[Records excerpted from a collection]
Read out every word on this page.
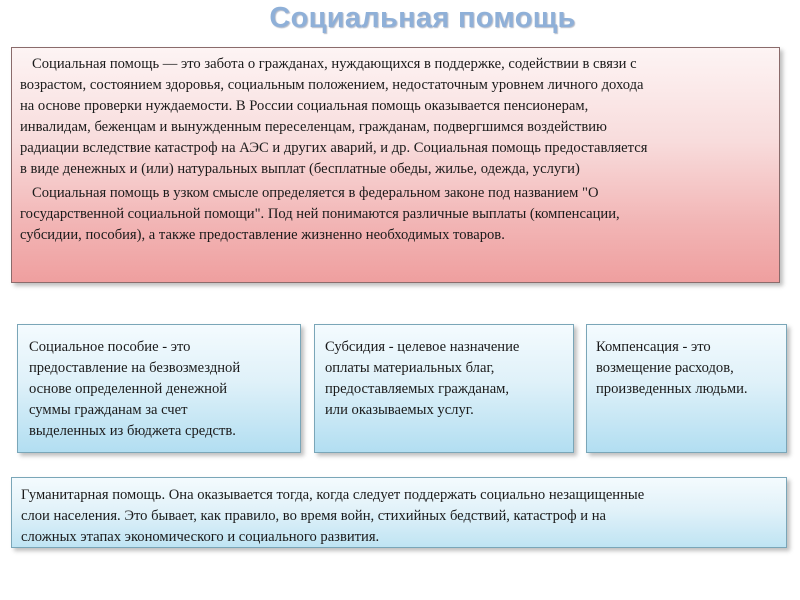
Социальная помощь

Социальная помощь — это забота о гражданах, нуждающихся в поддержке, содействии в связи с
возрастом, состоянием здоровья, социальным положением, недостаточным уровнем личного дохода
на основе проверки нуждаемости. В России социальная помощь оказывается пенсионерам,
инвалидам, беженцам и вынужденным переселенцам, гражданам, подвергшимся воздействию
радиации вследствие катастроф на АЭС и других аварий, и др. Социальная помощь предоставляется
в виде денежных и (или) натуральных выплат (бесплатные обеды, жилье, одежда, услуги)

Социальная помощь в узком смысле определяется в федеральном законе под названием "О
государственной социальной помощи". Под ней понимаются различные выплаты (компенсации,
субсидии, пособия), а также предоставление жизненно необходимых товаров.

Социальное пособие - это
предоставление на безвозмездной
основе определенной денежной
суммы гражданам за счет
выделенных из бюджета средств.
Субсидия - целевое назначение
оплаты материальных благ,
предоставляемых гражданам,
или оказываемых услуг.
Компенсация - это
возмещение расходов,
произведенных людьми.
Гуманитарная помощь. Она оказывается тогда, когда следует поддержать социально незащищенные
слои населения. Это бывает, как правило, во время войн, стихийных бедствий, катастроф и на
сложных этапах экономического и социального развития.
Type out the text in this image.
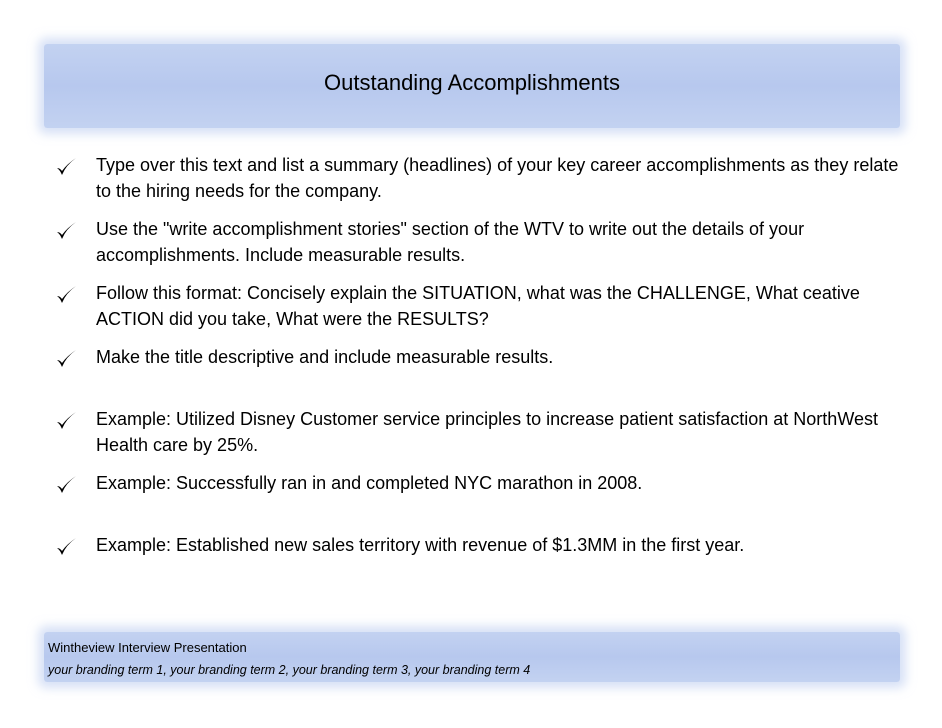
Outstanding Accomplishments
Type over this text and list a summary (headlines) of your key career accomplishments as they relate to the hiring needs for the company.
Use the "write accomplishment stories" section of the WTV to write out the details of your accomplishments. Include measurable results.
Follow this format: Concisely explain the SITUATION, what was the CHALLENGE, What ceative ACTION did you take, What were the RESULTS?
Make the title descriptive and include measurable results.
Example: Utilized Disney Customer service principles to increase patient satisfaction at NorthWest Health care by 25%.
Example: Successfully ran in and completed NYC marathon in 2008.
Example: Established new sales territory with revenue of $1.3MM in the first year.
Wintheview Interview Presentation
your branding term 1, your branding term 2, your branding term 3, your branding term 4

### WHAT IS EXPECTED
Using the records given above, list every line that includes the word "помощь".

### ANSWER TO THE EXERCISE
Социальная помощь
Социальная помощь — это забота о гражданах, нуждающихся в поддержке, содействии в связи с
на основе проверки нуждаемости. В России социальная помощь оказывается пенсионерам,
радиации вследствие катастроф на АЭС и других аварий, и др. Социальная помощь предоставляется
Социальная помощь в узком смысле определяется в федеральном законе под названием "О
Гуманитарная помощь. Она оказывается тогда, когда следует поддержать социально незащищенные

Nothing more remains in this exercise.